PROVIDED RECORDS
────────────────────
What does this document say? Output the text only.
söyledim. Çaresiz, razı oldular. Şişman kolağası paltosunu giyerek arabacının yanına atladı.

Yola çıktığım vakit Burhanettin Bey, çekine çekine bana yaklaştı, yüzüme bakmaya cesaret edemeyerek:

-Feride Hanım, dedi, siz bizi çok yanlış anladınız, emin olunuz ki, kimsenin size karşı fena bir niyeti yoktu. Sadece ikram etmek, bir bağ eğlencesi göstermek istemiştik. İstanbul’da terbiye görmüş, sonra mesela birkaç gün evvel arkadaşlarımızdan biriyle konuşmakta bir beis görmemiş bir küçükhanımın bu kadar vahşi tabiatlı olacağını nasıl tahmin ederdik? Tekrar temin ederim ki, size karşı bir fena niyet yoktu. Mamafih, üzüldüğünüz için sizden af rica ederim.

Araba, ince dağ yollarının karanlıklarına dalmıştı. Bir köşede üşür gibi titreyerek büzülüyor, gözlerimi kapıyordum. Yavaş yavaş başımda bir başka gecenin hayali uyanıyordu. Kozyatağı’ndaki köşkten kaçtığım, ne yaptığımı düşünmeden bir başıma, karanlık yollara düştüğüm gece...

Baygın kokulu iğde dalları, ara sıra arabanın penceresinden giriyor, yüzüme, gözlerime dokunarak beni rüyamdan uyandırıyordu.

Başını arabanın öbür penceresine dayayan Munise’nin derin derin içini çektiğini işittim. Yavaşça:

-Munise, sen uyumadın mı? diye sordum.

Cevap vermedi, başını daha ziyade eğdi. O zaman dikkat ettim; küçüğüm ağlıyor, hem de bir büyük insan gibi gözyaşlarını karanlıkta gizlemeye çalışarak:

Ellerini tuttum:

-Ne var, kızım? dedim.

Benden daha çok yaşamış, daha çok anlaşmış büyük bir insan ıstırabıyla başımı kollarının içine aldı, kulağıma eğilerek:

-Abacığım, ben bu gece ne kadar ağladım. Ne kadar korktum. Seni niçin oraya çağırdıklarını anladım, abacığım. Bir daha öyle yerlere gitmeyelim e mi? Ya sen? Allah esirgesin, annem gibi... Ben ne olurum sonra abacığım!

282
────────────────────
WRITTEN TASK
Tell how many lines above contain the word "arabanın". Give the number alone.

REPLY
2